__Given problem__
Below are some records: retype them all exactly, but not the pictures.

__Exercise inputs__
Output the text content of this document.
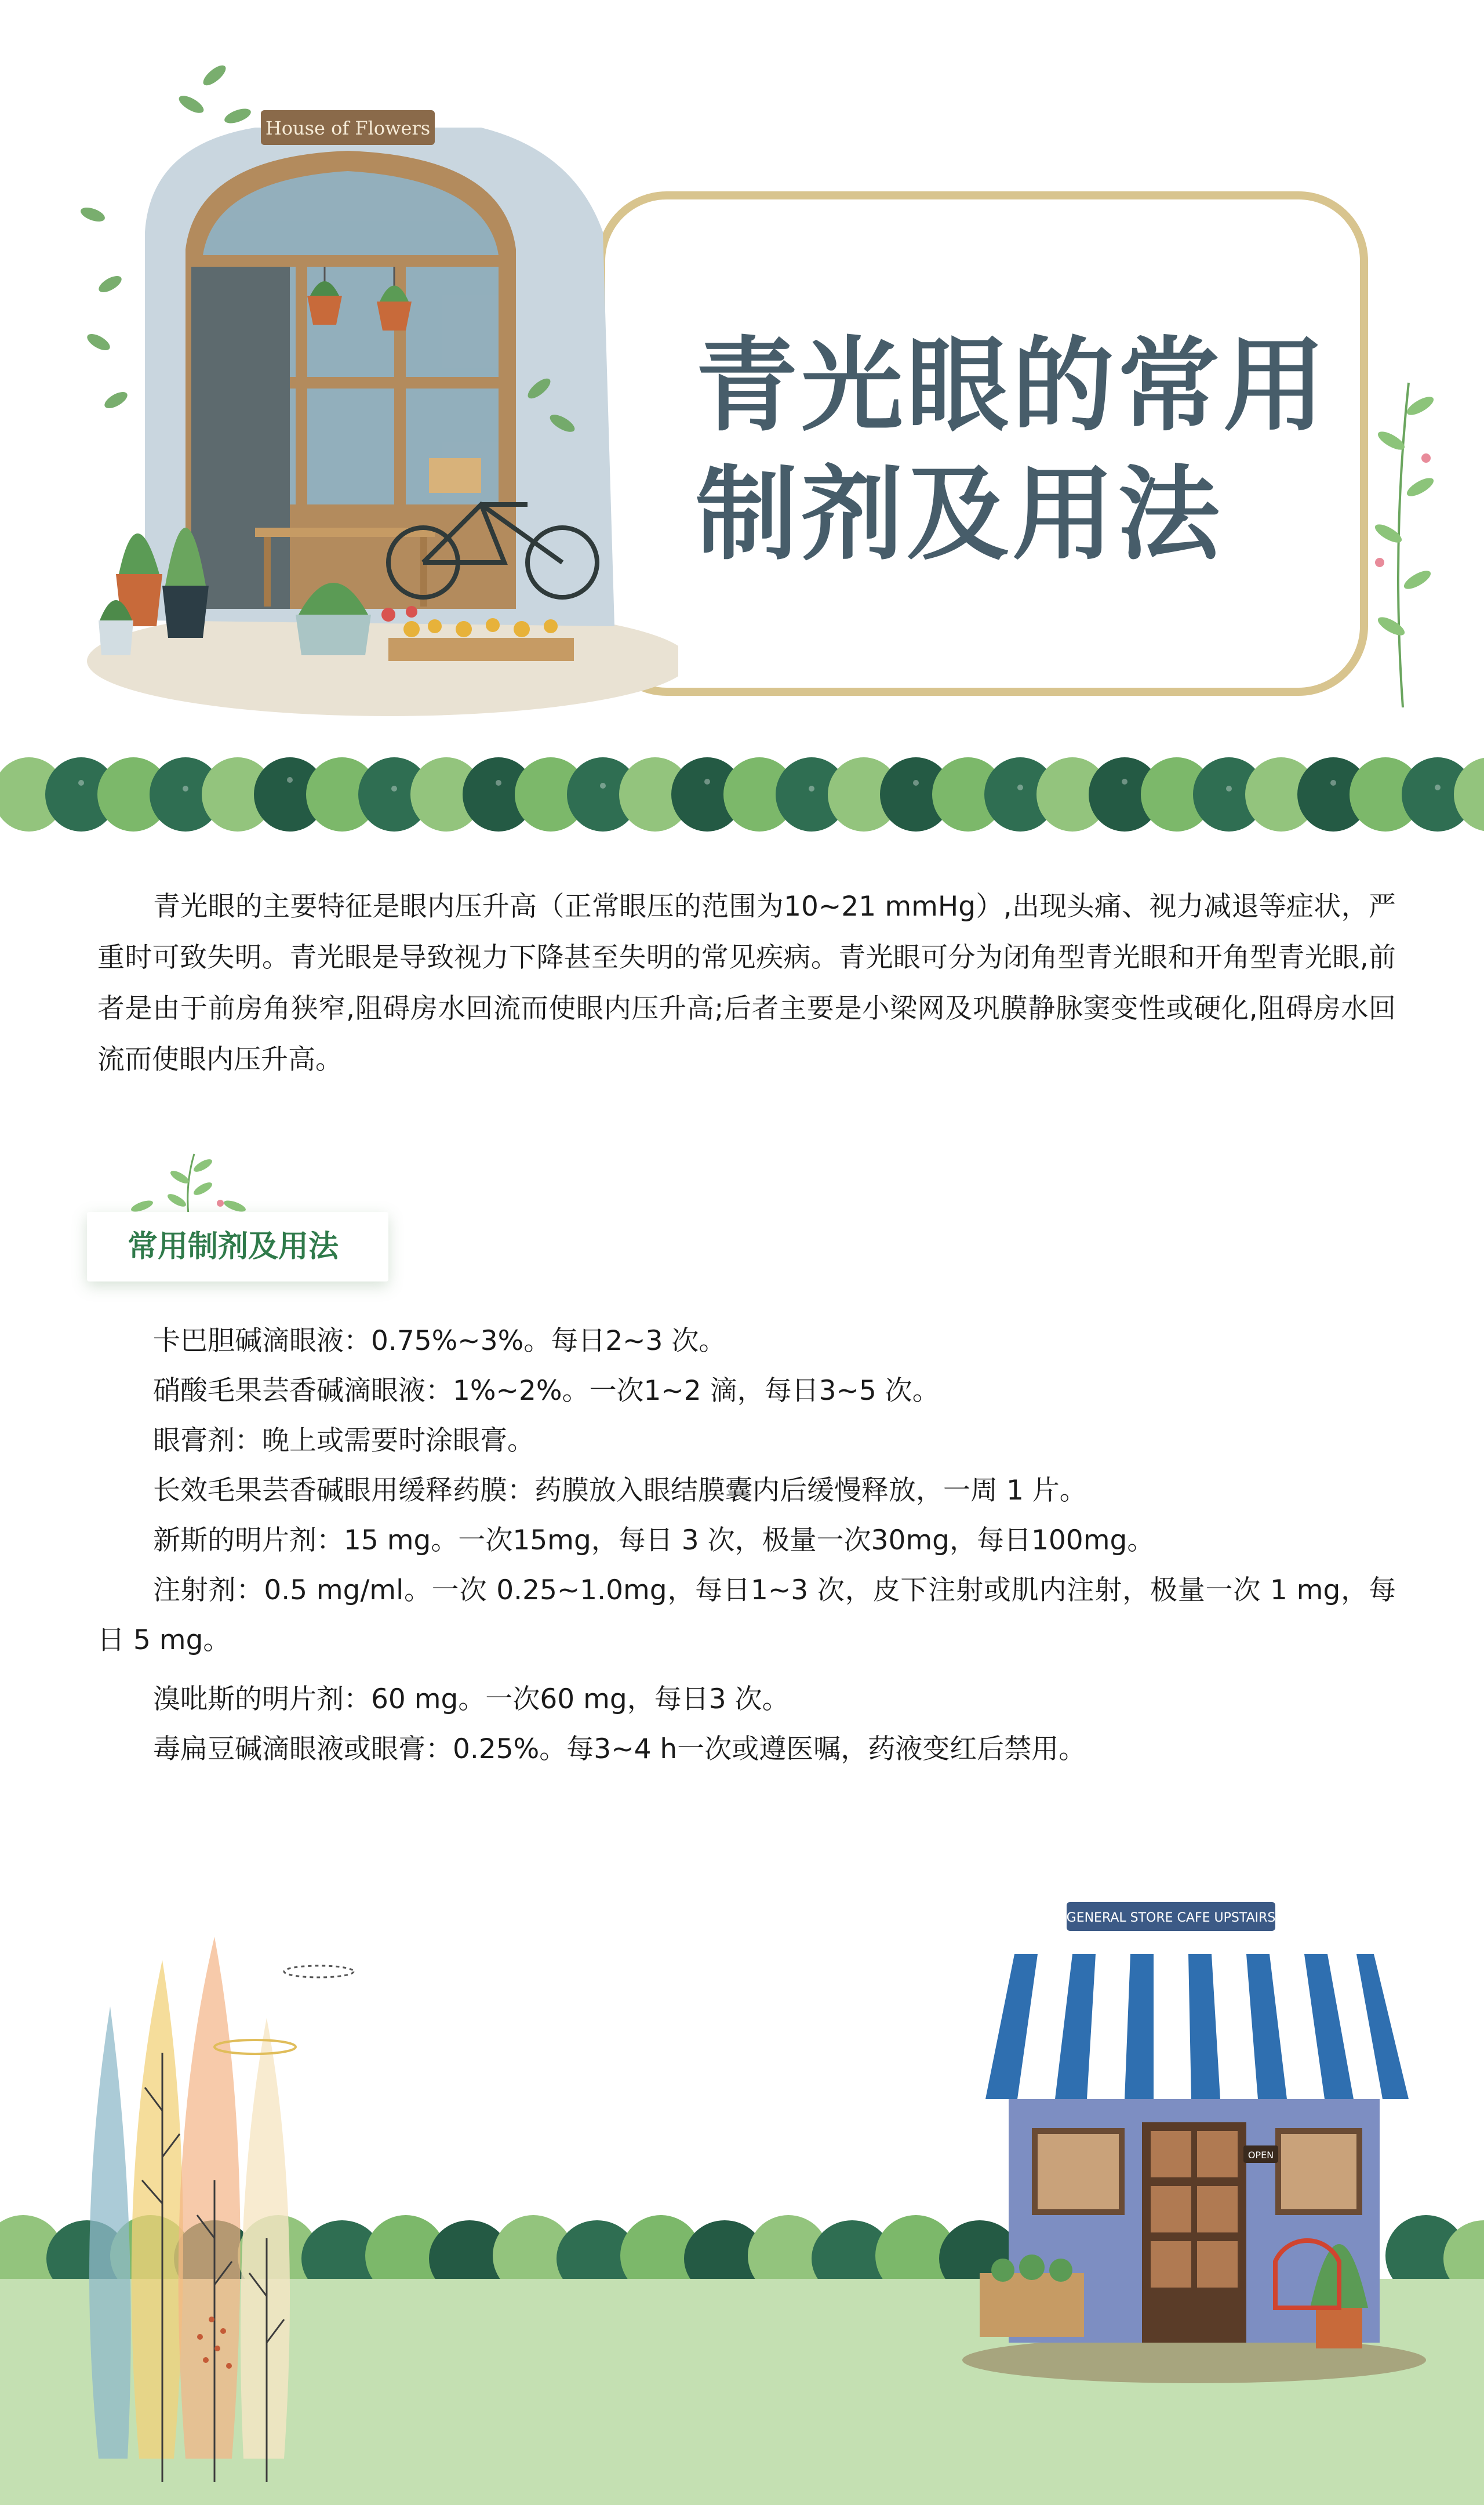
House of Flowers
青光眼的常用
制剂及用法

青光眼的主要特征是眼内压升高（正常眼压的范围为10~21 mmHg）,出现头痛、视力减退等症状，严重时可致失明。青光眼是导致视力下降甚至失明的常见疾病。青光眼可分为闭角型青光眼和开角型青光眼,前者是由于前房角狭窄,阻碍房水回流而使眼内压升高;后者主要是小梁网及巩膜静脉窦变性或硬化,阻碍房水回流而使眼内压升高。

常用制剂及用法
卡巴胆碱滴眼液：0.75%~3%。每日2~3 次。
硝酸毛果芸香碱滴眼液：1%~2%。一次1~2 滴，每日3~5 次。
眼膏剂：晚上或需要时涂眼膏。
长效毛果芸香碱眼用缓释药膜：药膜放入眼结膜囊内后缓慢释放，一周 1 片。
新斯的明片剂：15 mg。一次15mg，每日 3 次，极量一次30mg，每日100mg。
注射剂：0.5 mg/ml。一次 0.25~1.0mg，每日1~3 次，皮下注射或肌内注射，极量一次 1 mg，每日 5 mg。
溴吡斯的明片剂：60 mg。一次60 mg，每日3 次。
毒扁豆碱滴眼液或眼膏：0.25%。每3~4 h一次或遵医嘱，药液变红后禁用。
GENERAL STORE CAFE UPSTAIRS
OPEN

__Problem solution__
Output the text content of this document.
House of Flowers
青光眼的常用
制剂及用法

青光眼的主要特征是眼内压升高（正常眼压的范围为10~21 mmHg）,出现头痛、视力减退等症状，严重时可致失明。青光眼是导致视力下降甚至失明的常见疾病。青光眼可分为闭角型青光眼和开角型青光眼,前者是由于前房角狭窄,阻碍房水回流而使眼内压升高;后者主要是小梁网及巩膜静脉窦变性或硬化,阻碍房水回流而使眼内压升高。

常用制剂及用法
卡巴胆碱滴眼液：0.75%~3%。每日2~3 次。
硝酸毛果芸香碱滴眼液：1%~2%。一次1~2 滴，每日3~5 次。
眼膏剂：晚上或需要时涂眼膏。
长效毛果芸香碱眼用缓释药膜：药膜放入眼结膜囊内后缓慢释放，一周 1 片。
新斯的明片剂：15 mg。一次15mg，每日 3 次，极量一次30mg，每日100mg。
注射剂：0.5 mg/ml。一次 0.25~1.0mg，每日1~3 次，皮下注射或肌内注射，极量一次 1 mg，每日 5 mg。
溴吡斯的明片剂：60 mg。一次60 mg，每日3 次。
毒扁豆碱滴眼液或眼膏：0.25%。每3~4 h一次或遵医嘱，药液变红后禁用。
GENERAL STORE CAFE UPSTAIRS
OPEN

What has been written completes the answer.